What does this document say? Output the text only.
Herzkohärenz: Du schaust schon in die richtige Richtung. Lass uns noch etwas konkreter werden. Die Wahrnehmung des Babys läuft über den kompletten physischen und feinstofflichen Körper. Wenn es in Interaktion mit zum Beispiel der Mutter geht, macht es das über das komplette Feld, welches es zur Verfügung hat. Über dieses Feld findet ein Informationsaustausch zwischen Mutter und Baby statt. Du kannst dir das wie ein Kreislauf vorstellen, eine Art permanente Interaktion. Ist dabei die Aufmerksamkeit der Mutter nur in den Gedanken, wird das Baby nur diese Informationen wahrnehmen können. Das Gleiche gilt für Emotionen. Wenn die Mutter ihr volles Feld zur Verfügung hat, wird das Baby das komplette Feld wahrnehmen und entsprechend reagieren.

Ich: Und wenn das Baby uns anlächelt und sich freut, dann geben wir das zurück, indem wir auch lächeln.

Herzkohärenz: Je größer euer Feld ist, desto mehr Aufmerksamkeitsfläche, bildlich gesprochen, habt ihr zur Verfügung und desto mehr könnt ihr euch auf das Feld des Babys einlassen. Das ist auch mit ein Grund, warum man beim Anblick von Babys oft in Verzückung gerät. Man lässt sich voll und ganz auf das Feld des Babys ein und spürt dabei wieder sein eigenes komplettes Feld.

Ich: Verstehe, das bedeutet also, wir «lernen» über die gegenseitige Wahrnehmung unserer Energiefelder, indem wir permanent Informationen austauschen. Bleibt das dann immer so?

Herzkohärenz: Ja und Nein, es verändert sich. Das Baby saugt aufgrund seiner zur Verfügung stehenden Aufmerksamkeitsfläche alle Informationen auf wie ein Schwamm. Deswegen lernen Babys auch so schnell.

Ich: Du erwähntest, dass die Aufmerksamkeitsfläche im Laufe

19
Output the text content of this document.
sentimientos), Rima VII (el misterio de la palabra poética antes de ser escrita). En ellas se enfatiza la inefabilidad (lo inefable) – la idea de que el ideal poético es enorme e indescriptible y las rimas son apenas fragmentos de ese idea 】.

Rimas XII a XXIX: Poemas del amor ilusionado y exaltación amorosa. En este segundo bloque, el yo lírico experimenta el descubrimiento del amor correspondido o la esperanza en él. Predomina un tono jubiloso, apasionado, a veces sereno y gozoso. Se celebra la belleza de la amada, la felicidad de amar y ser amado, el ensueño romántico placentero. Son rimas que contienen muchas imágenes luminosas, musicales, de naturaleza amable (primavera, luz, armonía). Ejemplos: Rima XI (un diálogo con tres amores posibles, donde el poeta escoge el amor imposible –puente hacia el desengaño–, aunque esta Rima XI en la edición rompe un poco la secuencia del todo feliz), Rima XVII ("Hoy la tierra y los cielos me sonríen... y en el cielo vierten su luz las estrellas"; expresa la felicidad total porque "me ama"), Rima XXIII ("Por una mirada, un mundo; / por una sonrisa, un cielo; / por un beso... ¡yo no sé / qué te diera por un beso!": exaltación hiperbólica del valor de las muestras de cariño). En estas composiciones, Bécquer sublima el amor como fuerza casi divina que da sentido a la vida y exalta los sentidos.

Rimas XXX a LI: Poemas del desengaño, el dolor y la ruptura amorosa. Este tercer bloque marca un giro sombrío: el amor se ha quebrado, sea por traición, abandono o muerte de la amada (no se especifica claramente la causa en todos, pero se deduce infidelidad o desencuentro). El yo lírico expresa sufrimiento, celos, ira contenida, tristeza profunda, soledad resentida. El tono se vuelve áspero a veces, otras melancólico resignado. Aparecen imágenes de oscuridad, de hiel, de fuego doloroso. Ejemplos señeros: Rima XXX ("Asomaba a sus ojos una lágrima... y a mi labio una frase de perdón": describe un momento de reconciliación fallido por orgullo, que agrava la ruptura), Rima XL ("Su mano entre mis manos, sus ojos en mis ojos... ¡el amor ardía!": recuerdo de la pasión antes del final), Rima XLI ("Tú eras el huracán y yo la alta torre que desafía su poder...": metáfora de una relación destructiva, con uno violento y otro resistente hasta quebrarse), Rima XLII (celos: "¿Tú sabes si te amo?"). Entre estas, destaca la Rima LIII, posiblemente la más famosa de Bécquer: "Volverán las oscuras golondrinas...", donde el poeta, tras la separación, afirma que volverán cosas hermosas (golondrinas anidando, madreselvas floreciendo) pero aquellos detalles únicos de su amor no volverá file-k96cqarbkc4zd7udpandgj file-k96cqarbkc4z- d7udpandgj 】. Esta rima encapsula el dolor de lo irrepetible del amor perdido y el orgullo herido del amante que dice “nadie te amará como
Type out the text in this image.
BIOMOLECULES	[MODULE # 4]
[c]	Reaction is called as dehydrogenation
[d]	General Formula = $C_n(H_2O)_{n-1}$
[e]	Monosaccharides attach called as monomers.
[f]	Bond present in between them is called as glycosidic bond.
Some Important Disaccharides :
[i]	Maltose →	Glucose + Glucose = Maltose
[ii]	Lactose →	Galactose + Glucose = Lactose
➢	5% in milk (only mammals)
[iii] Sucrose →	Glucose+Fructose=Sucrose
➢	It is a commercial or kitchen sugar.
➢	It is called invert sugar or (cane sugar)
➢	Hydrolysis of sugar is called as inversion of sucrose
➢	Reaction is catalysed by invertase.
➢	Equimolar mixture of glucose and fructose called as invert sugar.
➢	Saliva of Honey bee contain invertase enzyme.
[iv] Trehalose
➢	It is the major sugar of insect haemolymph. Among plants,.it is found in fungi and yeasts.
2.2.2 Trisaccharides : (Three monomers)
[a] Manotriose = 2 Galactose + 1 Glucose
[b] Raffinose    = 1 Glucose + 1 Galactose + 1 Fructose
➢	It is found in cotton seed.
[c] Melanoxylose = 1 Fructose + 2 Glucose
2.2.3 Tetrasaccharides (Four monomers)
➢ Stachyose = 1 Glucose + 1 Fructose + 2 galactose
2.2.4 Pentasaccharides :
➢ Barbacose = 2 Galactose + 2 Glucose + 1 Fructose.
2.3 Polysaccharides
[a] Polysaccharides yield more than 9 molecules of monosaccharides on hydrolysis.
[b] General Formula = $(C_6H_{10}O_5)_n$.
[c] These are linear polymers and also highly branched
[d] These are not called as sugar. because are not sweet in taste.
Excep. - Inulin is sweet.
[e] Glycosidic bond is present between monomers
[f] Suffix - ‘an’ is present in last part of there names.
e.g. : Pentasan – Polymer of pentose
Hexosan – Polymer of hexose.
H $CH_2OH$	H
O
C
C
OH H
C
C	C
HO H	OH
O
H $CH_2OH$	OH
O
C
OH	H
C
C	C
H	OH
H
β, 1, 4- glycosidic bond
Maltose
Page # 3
# # # # # # #
Problem => Search the records for the string "Formula" and, wherever a line contains it, please copy that line.

Finished exercise =>
[d]	General Formula = $C_n(H_2O)_{n-1}$
[b] General Formula = $(C_6H_{10}O_5)_n$.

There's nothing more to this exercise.